▸ **Written task**:
Copy the records below exactly, leaving out any pictures.

▸ **Input**:
--- Start ---

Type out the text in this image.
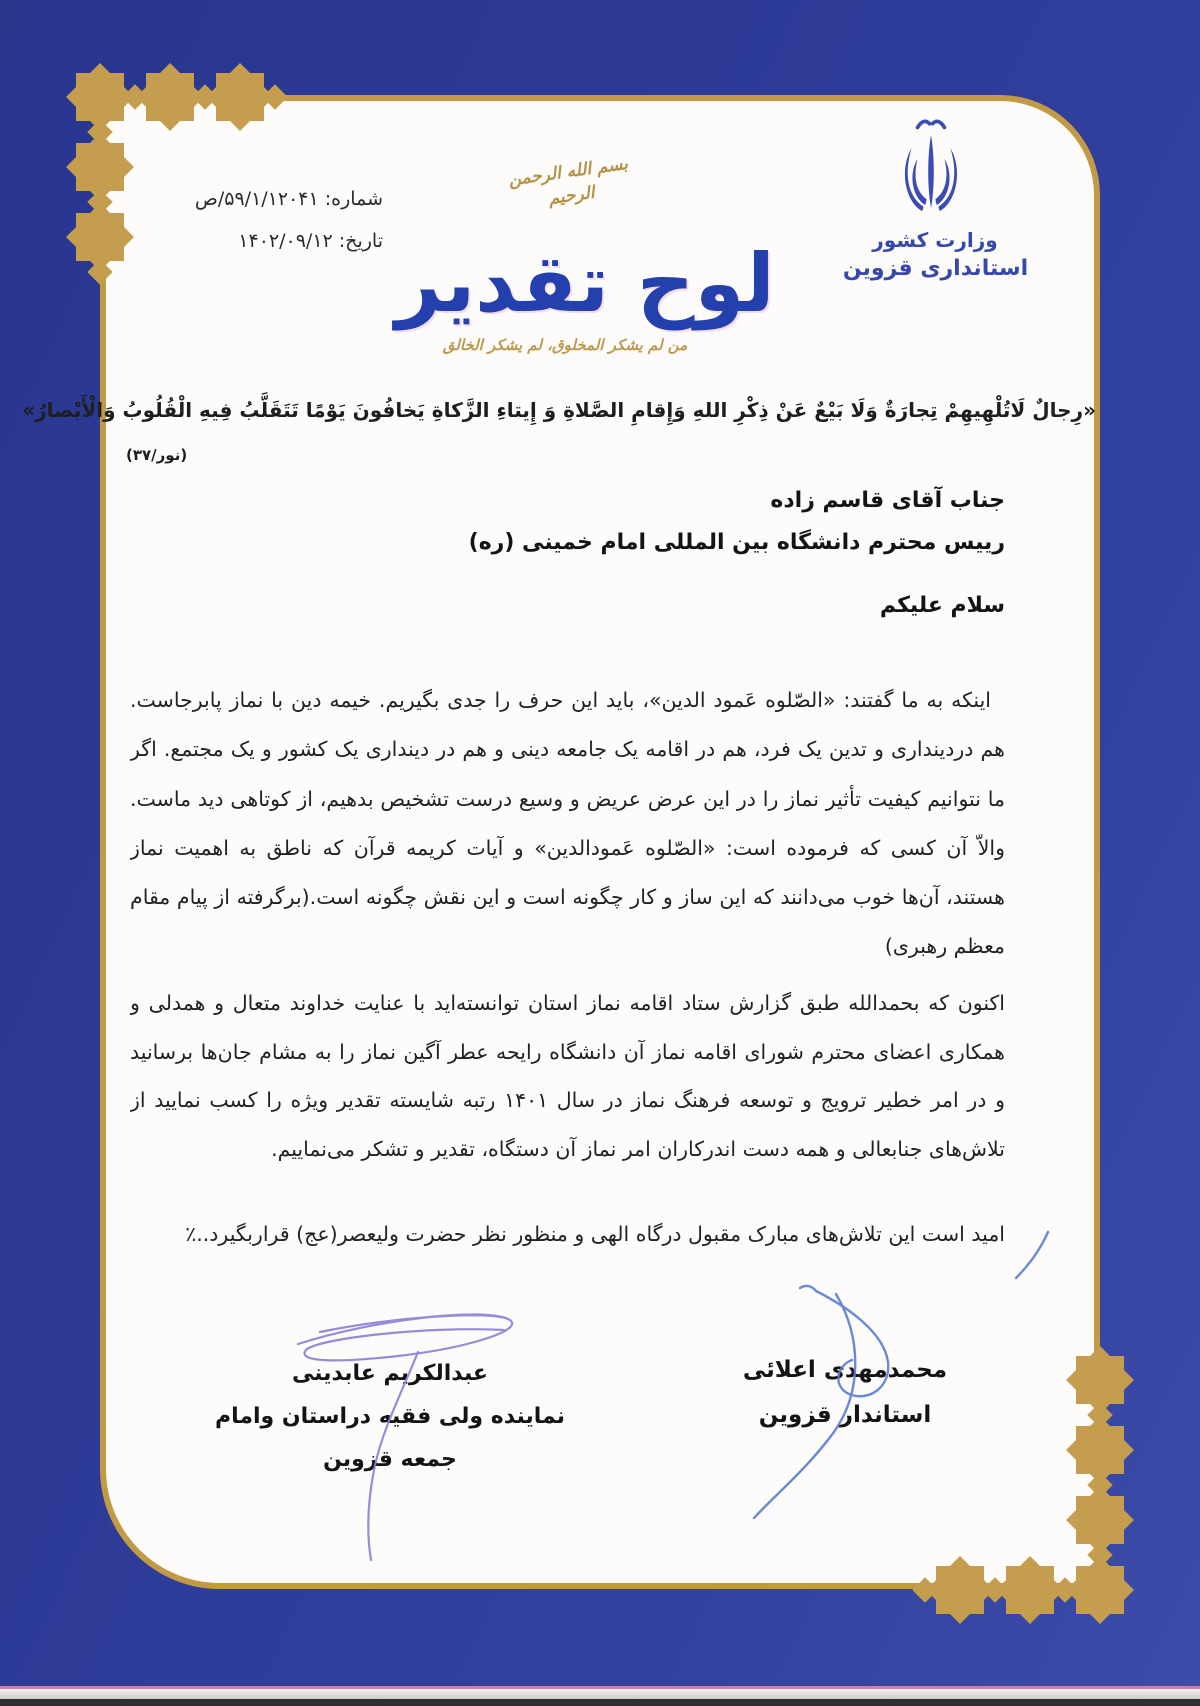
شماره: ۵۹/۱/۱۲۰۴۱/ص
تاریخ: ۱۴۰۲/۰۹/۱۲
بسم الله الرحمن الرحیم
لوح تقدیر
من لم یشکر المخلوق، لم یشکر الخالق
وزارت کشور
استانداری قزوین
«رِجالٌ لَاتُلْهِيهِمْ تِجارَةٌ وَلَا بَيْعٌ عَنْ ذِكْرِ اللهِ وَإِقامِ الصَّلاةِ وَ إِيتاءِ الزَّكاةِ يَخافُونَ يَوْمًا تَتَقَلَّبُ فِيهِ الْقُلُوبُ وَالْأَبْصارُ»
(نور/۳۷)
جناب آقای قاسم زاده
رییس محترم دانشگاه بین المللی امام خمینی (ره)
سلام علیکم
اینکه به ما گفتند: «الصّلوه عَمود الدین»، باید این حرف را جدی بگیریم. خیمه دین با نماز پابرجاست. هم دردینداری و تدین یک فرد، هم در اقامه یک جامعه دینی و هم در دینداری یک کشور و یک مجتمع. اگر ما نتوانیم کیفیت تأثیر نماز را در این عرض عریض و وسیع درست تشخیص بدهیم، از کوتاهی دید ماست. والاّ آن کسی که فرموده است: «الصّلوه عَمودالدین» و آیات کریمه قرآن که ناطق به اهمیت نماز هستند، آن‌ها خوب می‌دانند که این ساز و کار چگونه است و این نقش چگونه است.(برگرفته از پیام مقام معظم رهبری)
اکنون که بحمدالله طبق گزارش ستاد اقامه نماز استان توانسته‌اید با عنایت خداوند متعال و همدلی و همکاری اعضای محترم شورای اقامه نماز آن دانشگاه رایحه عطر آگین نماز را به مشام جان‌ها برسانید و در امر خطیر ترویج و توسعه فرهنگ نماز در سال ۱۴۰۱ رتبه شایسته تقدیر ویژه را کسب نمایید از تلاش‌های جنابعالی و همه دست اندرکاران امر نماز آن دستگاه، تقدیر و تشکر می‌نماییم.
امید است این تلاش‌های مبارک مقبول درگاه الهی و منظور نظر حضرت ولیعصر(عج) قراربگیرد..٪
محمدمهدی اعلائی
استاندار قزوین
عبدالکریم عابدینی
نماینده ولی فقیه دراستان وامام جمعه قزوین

--- End ---

▸ **Written answer**:
Type out the text in this image.
شماره: ۵۹/۱/۱۲۰۴۱/ص
تاریخ: ۱۴۰۲/۰۹/۱۲
بسم الله الرحمن الرحیم
لوح تقدیر
من لم یشکر المخلوق، لم یشکر الخالق
وزارت کشور
استانداری قزوین
«رِجالٌ لَاتُلْهِيهِمْ تِجارَةٌ وَلَا بَيْعٌ عَنْ ذِكْرِ اللهِ وَإِقامِ الصَّلاةِ وَ إِيتاءِ الزَّكاةِ يَخافُونَ يَوْمًا تَتَقَلَّبُ فِيهِ الْقُلُوبُ وَالْأَبْصارُ»
(نور/۳۷)
جناب آقای قاسم زاده
رییس محترم دانشگاه بین المللی امام خمینی (ره)
سلام علیکم
اینکه به ما گفتند: «الصّلوه عَمود الدین»، باید این حرف را جدی بگیریم. خیمه دین با نماز پابرجاست. هم دردینداری و تدین یک فرد، هم در اقامه یک جامعه دینی و هم در دینداری یک کشور و یک مجتمع. اگر ما نتوانیم کیفیت تأثیر نماز را در این عرض عریض و وسیع درست تشخیص بدهیم، از کوتاهی دید ماست. والاّ آن کسی که فرموده است: «الصّلوه عَمودالدین» و آیات کریمه قرآن که ناطق به اهمیت نماز هستند، آن‌ها خوب می‌دانند که این ساز و کار چگونه است و این نقش چگونه است.(برگرفته از پیام مقام معظم رهبری)
اکنون که بحمدالله طبق گزارش ستاد اقامه نماز استان توانسته‌اید با عنایت خداوند متعال و همدلی و همکاری اعضای محترم شورای اقامه نماز آن دانشگاه رایحه عطر آگین نماز را به مشام جان‌ها برسانید و در امر خطیر ترویج و توسعه فرهنگ نماز در سال ۱۴۰۱ رتبه شایسته تقدیر ویژه را کسب نمایید از تلاش‌های جنابعالی و همه دست اندرکاران امر نماز آن دستگاه، تقدیر و تشکر می‌نماییم.
امید است این تلاش‌های مبارک مقبول درگاه الهی و منظور نظر حضرت ولیعصر(عج) قراربگیرد..٪
محمدمهدی اعلائی
استاندار قزوین
عبدالکریم عابدینی
نماینده ولی فقیه دراستان وامام جمعه قزوین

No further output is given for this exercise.